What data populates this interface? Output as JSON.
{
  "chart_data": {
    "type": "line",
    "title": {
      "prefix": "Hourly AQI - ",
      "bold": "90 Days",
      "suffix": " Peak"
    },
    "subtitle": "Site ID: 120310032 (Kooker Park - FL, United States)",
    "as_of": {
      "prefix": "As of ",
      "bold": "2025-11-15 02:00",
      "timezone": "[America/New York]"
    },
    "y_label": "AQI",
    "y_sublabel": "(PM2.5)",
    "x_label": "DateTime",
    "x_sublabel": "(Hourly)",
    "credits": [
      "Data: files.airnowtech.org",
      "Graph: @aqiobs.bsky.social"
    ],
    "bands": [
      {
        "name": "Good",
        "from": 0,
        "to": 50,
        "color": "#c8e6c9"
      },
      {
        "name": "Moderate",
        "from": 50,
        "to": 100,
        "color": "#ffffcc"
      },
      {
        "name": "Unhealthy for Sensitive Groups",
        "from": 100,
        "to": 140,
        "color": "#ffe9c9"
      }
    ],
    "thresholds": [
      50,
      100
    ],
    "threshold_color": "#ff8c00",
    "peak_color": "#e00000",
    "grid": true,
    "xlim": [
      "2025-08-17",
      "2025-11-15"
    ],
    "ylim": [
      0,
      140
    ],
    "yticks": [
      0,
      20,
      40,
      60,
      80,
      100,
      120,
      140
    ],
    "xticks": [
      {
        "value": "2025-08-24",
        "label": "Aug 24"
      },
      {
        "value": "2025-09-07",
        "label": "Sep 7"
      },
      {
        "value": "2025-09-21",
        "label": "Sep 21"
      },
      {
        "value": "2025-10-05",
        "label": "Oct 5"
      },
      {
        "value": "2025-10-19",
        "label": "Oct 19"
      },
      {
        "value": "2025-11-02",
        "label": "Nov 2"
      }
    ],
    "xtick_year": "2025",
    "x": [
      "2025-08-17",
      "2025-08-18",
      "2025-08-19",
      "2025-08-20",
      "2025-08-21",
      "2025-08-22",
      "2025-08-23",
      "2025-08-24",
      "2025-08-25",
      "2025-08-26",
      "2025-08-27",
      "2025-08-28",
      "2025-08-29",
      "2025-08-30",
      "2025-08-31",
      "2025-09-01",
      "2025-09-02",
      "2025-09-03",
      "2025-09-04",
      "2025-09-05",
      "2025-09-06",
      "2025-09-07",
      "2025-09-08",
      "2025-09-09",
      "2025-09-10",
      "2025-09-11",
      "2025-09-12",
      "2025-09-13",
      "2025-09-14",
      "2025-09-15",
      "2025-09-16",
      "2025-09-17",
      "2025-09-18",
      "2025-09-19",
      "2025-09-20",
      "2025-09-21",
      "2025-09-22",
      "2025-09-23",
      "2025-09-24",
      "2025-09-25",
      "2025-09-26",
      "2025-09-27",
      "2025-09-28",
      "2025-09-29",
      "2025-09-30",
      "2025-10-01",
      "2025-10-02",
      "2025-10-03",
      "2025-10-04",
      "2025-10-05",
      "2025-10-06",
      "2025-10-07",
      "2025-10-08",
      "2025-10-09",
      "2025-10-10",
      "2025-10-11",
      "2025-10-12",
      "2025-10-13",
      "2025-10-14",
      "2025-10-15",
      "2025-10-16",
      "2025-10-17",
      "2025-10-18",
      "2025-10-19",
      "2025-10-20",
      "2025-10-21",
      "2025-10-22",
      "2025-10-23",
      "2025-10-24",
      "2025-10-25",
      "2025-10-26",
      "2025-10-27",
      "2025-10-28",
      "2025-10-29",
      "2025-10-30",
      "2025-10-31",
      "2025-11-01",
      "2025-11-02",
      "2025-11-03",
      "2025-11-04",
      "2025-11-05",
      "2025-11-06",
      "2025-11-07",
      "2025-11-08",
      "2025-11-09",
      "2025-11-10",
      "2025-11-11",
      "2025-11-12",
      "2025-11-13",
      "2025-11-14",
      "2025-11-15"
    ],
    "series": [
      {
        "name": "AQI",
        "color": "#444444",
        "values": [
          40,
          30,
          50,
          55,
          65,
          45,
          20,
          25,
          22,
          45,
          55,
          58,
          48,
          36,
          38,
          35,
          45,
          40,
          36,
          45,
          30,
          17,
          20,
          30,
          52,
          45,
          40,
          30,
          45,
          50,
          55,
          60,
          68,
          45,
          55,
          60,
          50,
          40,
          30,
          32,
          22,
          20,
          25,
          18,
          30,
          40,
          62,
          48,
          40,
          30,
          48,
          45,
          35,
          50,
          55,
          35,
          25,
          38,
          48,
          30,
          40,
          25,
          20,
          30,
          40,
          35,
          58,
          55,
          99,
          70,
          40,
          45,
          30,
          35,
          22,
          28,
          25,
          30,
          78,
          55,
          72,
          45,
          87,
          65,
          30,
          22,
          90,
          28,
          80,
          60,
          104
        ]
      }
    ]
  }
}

++++++++

**WHAT IS BEING ASKED:** Repeat each entry word for word.

**COMPLETED EXERCISE:**
What data populates this interface? Output as JSON.
{
  "chart_data": {
    "type": "line",
    "title": {
      "prefix": "Hourly AQI - ",
      "bold": "90 Days",
      "suffix": " Peak"
    },
    "subtitle": "Site ID: 120310032 (Kooker Park - FL, United States)",
    "as_of": {
      "prefix": "As of ",
      "bold": "2025-11-15 02:00",
      "timezone": "[America/New York]"
    },
    "y_label": "AQI",
    "y_sublabel": "(PM2.5)",
    "x_label": "DateTime",
    "x_sublabel": "(Hourly)",
    "credits": [
      "Data: files.airnowtech.org",
      "Graph: @aqiobs.bsky.social"
    ],
    "bands": [
      {
        "name": "Good",
        "from": 0,
        "to": 50,
        "color": "#c8e6c9"
      },
      {
        "name": "Moderate",
        "from": 50,
        "to": 100,
        "color": "#ffffcc"
      },
      {
        "name": "Unhealthy for Sensitive Groups",
        "from": 100,
        "to": 140,
        "color": "#ffe9c9"
      }
    ],
    "thresholds": [
      50,
      100
    ],
    "threshold_color": "#ff8c00",
    "peak_color": "#e00000",
    "grid": true,
    "xlim": [
      "2025-08-17",
      "2025-11-15"
    ],
    "ylim": [
      0,
      140
    ],
    "yticks": [
      0,
      20,
      40,
      60,
      80,
      100,
      120,
      140
    ],
    "xticks": [
      {
        "value": "2025-08-24",
        "label": "Aug 24"
      },
      {
        "value": "2025-09-07",
        "label": "Sep 7"
      },
      {
        "value": "2025-09-21",
        "label": "Sep 21"
      },
      {
        "value": "2025-10-05",
        "label": "Oct 5"
      },
      {
        "value": "2025-10-19",
        "label": "Oct 19"
      },
      {
        "value": "2025-11-02",
        "label": "Nov 2"
      }
    ],
    "xtick_year": "2025",
    "x": [
      "2025-08-17",
      "2025-08-18",
      "2025-08-19",
      "2025-08-20",
      "2025-08-21",
      "2025-08-22",
      "2025-08-23",
      "2025-08-24",
      "2025-08-25",
      "2025-08-26",
      "2025-08-27",
      "2025-08-28",
      "2025-08-29",
      "2025-08-30",
      "2025-08-31",
      "2025-09-01",
      "2025-09-02",
      "2025-09-03",
      "2025-09-04",
      "2025-09-05",
      "2025-09-06",
      "2025-09-07",
      "2025-09-08",
      "2025-09-09",
      "2025-09-10",
      "2025-09-11",
      "2025-09-12",
      "2025-09-13",
      "2025-09-14",
      "2025-09-15",
      "2025-09-16",
      "2025-09-17",
      "2025-09-18",
      "2025-09-19",
      "2025-09-20",
      "2025-09-21",
      "2025-09-22",
      "2025-09-23",
      "2025-09-24",
      "2025-09-25",
      "2025-09-26",
      "2025-09-27",
      "2025-09-28",
      "2025-09-29",
      "2025-09-30",
      "2025-10-01",
      "2025-10-02",
      "2025-10-03",
      "2025-10-04",
      "2025-10-05",
      "2025-10-06",
      "2025-10-07",
      "2025-10-08",
      "2025-10-09",
      "2025-10-10",
      "2025-10-11",
      "2025-10-12",
      "2025-10-13",
      "2025-10-14",
      "2025-10-15",
      "2025-10-16",
      "2025-10-17",
      "2025-10-18",
      "2025-10-19",
      "2025-10-20",
      "2025-10-21",
      "2025-10-22",
      "2025-10-23",
      "2025-10-24",
      "2025-10-25",
      "2025-10-26",
      "2025-10-27",
      "2025-10-28",
      "2025-10-29",
      "2025-10-30",
      "2025-10-31",
      "2025-11-01",
      "2025-11-02",
      "2025-11-03",
      "2025-11-04",
      "2025-11-05",
      "2025-11-06",
      "2025-11-07",
      "2025-11-08",
      "2025-11-09",
      "2025-11-10",
      "2025-11-11",
      "2025-11-12",
      "2025-11-13",
      "2025-11-14",
      "2025-11-15"
    ],
    "series": [
      {
        "name": "AQI",
        "color": "#444444",
        "values": [
          40,
          30,
          50,
          55,
          65,
          45,
          20,
          25,
          22,
          45,
          55,
          58,
          48,
          36,
          38,
          35,
          45,
          40,
          36,
          45,
          30,
          17,
          20,
          30,
          52,
          45,
          40,
          30,
          45,
          50,
          55,
          60,
          68,
          45,
          55,
          60,
          50,
          40,
          30,
          32,
          22,
          20,
          25,
          18,
          30,
          40,
          62,
          48,
          40,
          30,
          48,
          45,
          35,
          50,
          55,
          35,
          25,
          38,
          48,
          30,
          40,
          25,
          20,
          30,
          40,
          35,
          58,
          55,
          99,
          70,
          40,
          45,
          30,
          35,
          22,
          28,
          25,
          30,
          78,
          55,
          72,
          45,
          87,
          65,
          30,
          22,
          90,
          28,
          80,
          60,
          104
        ]
      }
    ]
  }
}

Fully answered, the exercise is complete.